Written exercise
Reproduce the following rows without any change, starting at the first row and ending after the row that contains "candle-body [812, 156, 818, 160]".

Material supplied
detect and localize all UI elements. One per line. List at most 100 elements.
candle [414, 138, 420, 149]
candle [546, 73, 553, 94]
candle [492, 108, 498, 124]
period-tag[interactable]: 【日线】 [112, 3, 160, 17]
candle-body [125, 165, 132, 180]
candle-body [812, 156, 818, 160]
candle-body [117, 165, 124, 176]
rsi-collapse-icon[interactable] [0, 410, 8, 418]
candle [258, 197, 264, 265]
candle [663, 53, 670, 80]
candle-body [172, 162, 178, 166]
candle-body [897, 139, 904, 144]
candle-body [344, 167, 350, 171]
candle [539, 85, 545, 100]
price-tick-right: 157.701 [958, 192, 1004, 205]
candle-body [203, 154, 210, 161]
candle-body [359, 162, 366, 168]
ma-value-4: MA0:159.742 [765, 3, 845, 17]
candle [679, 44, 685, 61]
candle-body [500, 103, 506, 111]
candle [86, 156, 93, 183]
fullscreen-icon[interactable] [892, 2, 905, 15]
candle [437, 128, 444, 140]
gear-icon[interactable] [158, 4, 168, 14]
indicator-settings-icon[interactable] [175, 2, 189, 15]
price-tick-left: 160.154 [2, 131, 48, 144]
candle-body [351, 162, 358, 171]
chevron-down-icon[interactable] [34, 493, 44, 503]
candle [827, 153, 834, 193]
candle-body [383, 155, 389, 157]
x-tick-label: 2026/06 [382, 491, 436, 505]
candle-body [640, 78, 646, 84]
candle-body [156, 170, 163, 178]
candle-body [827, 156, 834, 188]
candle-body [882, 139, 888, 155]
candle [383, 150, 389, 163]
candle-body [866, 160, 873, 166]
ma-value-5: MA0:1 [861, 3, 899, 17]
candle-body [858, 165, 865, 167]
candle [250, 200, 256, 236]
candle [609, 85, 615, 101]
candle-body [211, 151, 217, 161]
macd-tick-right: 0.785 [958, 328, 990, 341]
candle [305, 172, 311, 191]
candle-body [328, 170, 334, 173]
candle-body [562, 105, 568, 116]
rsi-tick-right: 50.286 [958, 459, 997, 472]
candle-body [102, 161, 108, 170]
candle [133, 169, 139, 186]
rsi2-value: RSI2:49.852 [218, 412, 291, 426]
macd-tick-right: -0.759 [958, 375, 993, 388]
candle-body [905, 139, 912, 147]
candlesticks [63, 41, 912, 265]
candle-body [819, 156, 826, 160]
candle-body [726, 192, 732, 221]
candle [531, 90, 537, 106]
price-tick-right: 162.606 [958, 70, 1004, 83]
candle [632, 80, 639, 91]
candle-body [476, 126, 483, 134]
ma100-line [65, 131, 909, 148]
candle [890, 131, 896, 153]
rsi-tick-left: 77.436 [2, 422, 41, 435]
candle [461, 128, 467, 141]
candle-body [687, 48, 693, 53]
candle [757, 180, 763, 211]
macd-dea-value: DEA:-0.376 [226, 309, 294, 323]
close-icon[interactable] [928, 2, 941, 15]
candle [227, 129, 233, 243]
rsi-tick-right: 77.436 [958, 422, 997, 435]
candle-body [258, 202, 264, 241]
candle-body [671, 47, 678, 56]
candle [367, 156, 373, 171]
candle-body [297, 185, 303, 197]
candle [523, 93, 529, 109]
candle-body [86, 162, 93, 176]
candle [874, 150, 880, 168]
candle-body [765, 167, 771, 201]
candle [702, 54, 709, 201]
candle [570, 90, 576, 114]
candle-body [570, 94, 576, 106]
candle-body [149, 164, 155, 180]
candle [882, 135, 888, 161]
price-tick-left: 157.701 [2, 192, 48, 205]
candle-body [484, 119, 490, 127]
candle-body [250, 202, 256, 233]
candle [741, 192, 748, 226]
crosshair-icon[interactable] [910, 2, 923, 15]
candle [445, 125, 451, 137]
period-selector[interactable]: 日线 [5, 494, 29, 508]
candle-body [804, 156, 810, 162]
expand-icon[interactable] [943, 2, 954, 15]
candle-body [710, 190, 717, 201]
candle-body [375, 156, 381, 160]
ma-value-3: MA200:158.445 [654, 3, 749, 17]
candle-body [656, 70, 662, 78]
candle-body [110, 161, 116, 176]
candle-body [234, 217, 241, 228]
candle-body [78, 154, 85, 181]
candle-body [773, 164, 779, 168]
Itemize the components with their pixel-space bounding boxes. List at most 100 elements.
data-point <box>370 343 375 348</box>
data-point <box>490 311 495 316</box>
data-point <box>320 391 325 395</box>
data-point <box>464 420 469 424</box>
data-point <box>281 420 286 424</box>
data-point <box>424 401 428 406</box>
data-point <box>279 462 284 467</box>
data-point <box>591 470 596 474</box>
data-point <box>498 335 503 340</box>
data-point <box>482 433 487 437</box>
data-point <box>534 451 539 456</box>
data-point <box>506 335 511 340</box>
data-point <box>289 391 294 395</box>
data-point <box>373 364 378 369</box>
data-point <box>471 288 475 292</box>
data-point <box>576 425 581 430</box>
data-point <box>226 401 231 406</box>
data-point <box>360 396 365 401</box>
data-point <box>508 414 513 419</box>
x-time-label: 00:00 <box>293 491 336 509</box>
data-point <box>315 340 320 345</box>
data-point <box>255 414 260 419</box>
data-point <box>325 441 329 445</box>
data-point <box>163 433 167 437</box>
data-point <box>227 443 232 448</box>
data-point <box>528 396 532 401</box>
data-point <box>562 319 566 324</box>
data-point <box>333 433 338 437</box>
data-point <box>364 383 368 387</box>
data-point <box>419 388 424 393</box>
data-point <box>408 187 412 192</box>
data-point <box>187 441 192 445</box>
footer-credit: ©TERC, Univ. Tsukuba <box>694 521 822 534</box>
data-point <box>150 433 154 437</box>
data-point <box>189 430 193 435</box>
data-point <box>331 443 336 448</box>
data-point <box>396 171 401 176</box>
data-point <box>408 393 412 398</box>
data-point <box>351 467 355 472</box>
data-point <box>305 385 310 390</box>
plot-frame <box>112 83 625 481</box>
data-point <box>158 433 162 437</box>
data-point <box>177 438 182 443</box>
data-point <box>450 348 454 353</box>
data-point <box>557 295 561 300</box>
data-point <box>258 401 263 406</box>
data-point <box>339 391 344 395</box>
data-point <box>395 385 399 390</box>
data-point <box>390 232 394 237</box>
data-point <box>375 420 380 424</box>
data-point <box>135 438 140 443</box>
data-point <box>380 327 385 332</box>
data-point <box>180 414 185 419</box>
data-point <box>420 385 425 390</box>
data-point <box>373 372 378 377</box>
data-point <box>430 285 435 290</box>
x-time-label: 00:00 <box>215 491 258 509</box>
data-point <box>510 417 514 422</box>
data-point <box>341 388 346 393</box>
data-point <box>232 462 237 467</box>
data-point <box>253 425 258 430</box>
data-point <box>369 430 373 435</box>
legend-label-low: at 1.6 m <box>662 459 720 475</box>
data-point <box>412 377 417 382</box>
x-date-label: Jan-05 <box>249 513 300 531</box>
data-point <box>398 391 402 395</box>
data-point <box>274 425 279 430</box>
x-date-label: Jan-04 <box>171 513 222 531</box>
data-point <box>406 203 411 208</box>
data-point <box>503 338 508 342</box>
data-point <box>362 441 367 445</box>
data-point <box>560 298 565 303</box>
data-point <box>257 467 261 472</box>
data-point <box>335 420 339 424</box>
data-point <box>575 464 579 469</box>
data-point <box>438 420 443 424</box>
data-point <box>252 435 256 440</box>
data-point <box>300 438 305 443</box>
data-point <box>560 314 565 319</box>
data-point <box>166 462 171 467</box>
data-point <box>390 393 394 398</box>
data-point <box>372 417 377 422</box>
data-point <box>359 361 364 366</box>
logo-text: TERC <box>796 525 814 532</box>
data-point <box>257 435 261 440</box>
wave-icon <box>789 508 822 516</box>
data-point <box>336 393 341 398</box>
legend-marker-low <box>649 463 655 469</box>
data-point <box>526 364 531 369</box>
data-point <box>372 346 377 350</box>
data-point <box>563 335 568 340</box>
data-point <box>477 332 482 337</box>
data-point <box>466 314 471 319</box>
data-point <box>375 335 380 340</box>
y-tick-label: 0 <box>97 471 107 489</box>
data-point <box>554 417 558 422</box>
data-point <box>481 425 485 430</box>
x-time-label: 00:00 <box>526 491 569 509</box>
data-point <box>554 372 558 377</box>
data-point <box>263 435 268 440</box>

The response
detect and localize all UI elements. One per line. List at most 100 elements.
candle [414, 138, 420, 149]
candle [546, 73, 553, 94]
candle [492, 108, 498, 124]
period-tag[interactable]: 【日线】 [112, 3, 160, 17]
candle-body [125, 165, 132, 180]
candle-body [812, 156, 818, 160]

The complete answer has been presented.